[Given exercise]:
The entries below should be transcribed in their entirety, exactly as written.

++++++++++

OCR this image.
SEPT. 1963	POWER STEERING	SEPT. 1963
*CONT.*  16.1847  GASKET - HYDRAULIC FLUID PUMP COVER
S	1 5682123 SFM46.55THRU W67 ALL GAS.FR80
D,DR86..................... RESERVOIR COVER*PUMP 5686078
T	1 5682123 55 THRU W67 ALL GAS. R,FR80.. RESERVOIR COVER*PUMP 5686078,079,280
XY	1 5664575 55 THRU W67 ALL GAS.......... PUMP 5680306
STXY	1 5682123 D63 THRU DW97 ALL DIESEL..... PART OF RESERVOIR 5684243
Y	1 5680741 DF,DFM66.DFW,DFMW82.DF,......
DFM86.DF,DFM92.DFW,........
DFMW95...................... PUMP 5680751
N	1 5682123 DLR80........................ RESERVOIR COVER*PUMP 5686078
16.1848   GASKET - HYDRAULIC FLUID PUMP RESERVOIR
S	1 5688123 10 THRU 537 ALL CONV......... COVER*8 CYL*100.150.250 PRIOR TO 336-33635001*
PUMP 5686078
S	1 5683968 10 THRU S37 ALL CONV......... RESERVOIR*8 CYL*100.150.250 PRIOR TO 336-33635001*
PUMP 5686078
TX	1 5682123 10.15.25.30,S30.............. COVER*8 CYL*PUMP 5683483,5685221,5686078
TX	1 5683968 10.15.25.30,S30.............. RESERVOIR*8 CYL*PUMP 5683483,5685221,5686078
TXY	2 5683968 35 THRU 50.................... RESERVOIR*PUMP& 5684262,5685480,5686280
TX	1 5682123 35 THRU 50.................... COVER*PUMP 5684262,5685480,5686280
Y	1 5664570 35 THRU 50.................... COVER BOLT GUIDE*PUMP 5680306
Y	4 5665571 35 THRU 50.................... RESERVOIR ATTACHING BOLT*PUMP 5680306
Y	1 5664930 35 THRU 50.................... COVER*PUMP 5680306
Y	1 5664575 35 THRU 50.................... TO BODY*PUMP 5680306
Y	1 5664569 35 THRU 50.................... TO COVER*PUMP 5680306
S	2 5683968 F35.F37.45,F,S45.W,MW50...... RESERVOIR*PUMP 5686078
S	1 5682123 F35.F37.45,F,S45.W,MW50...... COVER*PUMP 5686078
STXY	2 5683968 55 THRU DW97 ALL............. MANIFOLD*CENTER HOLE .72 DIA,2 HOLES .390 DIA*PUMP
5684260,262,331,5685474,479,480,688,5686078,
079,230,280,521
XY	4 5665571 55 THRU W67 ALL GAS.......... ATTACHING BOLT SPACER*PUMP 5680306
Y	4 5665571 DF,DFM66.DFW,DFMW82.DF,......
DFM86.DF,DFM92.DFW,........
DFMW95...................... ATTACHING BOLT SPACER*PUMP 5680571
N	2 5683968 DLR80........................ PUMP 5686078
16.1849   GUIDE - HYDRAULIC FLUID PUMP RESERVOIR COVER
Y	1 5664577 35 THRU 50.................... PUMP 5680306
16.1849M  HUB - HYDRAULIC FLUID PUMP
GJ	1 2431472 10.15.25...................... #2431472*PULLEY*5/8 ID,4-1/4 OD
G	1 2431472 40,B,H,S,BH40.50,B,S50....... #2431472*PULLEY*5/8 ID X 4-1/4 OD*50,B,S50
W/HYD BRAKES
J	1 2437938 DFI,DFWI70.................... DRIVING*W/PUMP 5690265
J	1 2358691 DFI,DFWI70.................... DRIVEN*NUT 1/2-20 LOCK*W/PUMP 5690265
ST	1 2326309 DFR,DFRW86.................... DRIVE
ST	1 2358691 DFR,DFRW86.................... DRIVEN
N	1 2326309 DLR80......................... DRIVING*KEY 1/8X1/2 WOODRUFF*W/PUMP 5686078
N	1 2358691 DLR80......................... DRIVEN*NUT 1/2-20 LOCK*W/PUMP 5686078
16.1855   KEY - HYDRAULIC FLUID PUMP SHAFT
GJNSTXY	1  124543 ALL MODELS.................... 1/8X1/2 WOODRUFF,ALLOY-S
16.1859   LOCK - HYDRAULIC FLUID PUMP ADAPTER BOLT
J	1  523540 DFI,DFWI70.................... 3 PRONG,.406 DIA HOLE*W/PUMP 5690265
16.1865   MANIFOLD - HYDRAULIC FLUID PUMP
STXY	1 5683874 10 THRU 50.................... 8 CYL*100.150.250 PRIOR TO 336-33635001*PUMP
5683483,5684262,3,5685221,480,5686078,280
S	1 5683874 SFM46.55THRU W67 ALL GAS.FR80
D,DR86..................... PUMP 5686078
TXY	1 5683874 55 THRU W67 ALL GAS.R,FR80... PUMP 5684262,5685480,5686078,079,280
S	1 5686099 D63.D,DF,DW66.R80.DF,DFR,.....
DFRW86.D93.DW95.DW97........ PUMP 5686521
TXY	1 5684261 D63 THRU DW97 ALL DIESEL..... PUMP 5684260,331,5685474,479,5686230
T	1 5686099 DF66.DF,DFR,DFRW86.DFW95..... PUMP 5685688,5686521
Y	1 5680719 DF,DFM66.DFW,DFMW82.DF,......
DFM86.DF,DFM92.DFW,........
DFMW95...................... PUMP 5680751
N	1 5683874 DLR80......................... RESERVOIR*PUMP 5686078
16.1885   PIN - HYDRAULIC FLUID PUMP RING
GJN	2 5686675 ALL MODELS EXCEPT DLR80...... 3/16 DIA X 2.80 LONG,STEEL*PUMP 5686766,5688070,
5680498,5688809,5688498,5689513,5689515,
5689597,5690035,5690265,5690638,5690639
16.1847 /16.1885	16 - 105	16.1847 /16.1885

++++++++++

[Response to the task]:
OCR this image.
SEPT. 1963	POWER STEERING	SEPT. 1963
*CONT.*  16.1847  GASKET - HYDRAULIC FLUID PUMP COVER
S	1 5682123 SFM46.55THRU W67 ALL GAS.FR80
D,DR86..................... RESERVOIR COVER*PUMP 5686078
T	1 5682123 55 THRU W67 ALL GAS. R,FR80.. RESERVOIR COVER*PUMP 5686078,079,280
XY	1 5664575 55 THRU W67 ALL GAS.......... PUMP 5680306
STXY	1 5682123 D63 THRU DW97 ALL DIESEL..... PART OF RESERVOIR 5684243
Y	1 5680741 DF,DFM66.DFW,DFMW82.DF,......
DFM86.DF,DFM92.DFW,........
DFMW95...................... PUMP 5680751
N	1 5682123 DLR80........................ RESERVOIR COVER*PUMP 5686078
16.1848   GASKET - HYDRAULIC FLUID PUMP RESERVOIR
S	1 5688123 10 THRU 537 ALL CONV......... COVER*8 CYL*100.150.250 PRIOR TO 336-33635001*
PUMP 5686078
S	1 5683968 10 THRU S37 ALL CONV......... RESERVOIR*8 CYL*100.150.250 PRIOR TO 336-33635001*
PUMP 5686078
TX	1 5682123 10.15.25.30,S30.............. COVER*8 CYL*PUMP 5683483,5685221,5686078
TX	1 5683968 10.15.25.30,S30.............. RESERVOIR*8 CYL*PUMP 5683483,5685221,5686078
TXY	2 5683968 35 THRU 50.................... RESERVOIR*PUMP& 5684262,5685480,5686280
TX	1 5682123 35 THRU 50.................... COVER*PUMP 5684262,5685480,5686280
Y	1 5664570 35 THRU 50.................... COVER BOLT GUIDE*PUMP 5680306
Y	4 5665571 35 THRU 50.................... RESERVOIR ATTACHING BOLT*PUMP 5680306
Y	1 5664930 35 THRU 50.................... COVER*PUMP 5680306
Y	1 5664575 35 THRU 50.................... TO BODY*PUMP 5680306
Y	1 5664569 35 THRU 50.................... TO COVER*PUMP 5680306
S	2 5683968 F35.F37.45,F,S45.W,MW50...... RESERVOIR*PUMP 5686078
S	1 5682123 F35.F37.45,F,S45.W,MW50...... COVER*PUMP 5686078
STXY	2 5683968 55 THRU DW97 ALL............. MANIFOLD*CENTER HOLE .72 DIA,2 HOLES .390 DIA*PUMP
5684260,262,331,5685474,479,480,688,5686078,
079,230,280,521
XY	4 5665571 55 THRU W67 ALL GAS.......... ATTACHING BOLT SPACER*PUMP 5680306
Y	4 5665571 DF,DFM66.DFW,DFMW82.DF,......
DFM86.DF,DFM92.DFW,........
DFMW95...................... ATTACHING BOLT SPACER*PUMP 5680571
N	2 5683968 DLR80........................ PUMP 5686078
16.1849   GUIDE - HYDRAULIC FLUID PUMP RESERVOIR COVER
Y	1 5664577 35 THRU 50.................... PUMP 5680306
16.1849M  HUB - HYDRAULIC FLUID PUMP
GJ	1 2431472 10.15.25...................... #2431472*PULLEY*5/8 ID,4-1/4 OD
G	1 2431472 40,B,H,S,BH40.50,B,S50....... #2431472*PULLEY*5/8 ID X 4-1/4 OD*50,B,S50
W/HYD BRAKES
J	1 2437938 DFI,DFWI70.................... DRIVING*W/PUMP 5690265
J	1 2358691 DFI,DFWI70.................... DRIVEN*NUT 1/2-20 LOCK*W/PUMP 5690265
ST	1 2326309 DFR,DFRW86.................... DRIVE
ST	1 2358691 DFR,DFRW86.................... DRIVEN
N	1 2326309 DLR80......................... DRIVING*KEY 1/8X1/2 WOODRUFF*W/PUMP 5686078
N	1 2358691 DLR80......................... DRIVEN*NUT 1/2-20 LOCK*W/PUMP 5686078
16.1855   KEY - HYDRAULIC FLUID PUMP SHAFT
GJNSTXY	1  124543 ALL MODELS.................... 1/8X1/2 WOODRUFF,ALLOY-S
16.1859   LOCK - HYDRAULIC FLUID PUMP ADAPTER BOLT
J	1  523540 DFI,DFWI70.................... 3 PRONG,.406 DIA HOLE*W/PUMP 5690265
16.1865   MANIFOLD - HYDRAULIC FLUID PUMP
STXY	1 5683874 10 THRU 50.................... 8 CYL*100.150.250 PRIOR TO 336-33635001*PUMP
5683483,5684262,3,5685221,480,5686078,280
S	1 5683874 SFM46.55THRU W67 ALL GAS.FR80
D,DR86..................... PUMP 5686078
TXY	1 5683874 55 THRU W67 ALL GAS.R,FR80... PUMP 5684262,5685480,5686078,079,280
S	1 5686099 D63.D,DF,DW66.R80.DF,DFR,.....
DFRW86.D93.DW95.DW97........ PUMP 5686521
TXY	1 5684261 D63 THRU DW97 ALL DIESEL..... PUMP 5684260,331,5685474,479,5686230
T	1 5686099 DF66.DF,DFR,DFRW86.DFW95..... PUMP 5685688,5686521
Y	1 5680719 DF,DFM66.DFW,DFMW82.DF,......
DFM86.DF,DFM92.DFW,........
DFMW95...................... PUMP 5680751
N	1 5683874 DLR80......................... RESERVOIR*PUMP 5686078
16.1885   PIN - HYDRAULIC FLUID PUMP RING
GJN	2 5686675 ALL MODELS EXCEPT DLR80...... 3/16 DIA X 2.80 LONG,STEEL*PUMP 5686766,5688070,
5680498,5688809,5688498,5689513,5689515,
5689597,5690035,5690265,5690638,5690639
16.1847 /16.1885	16 - 105	16.1847 /16.1885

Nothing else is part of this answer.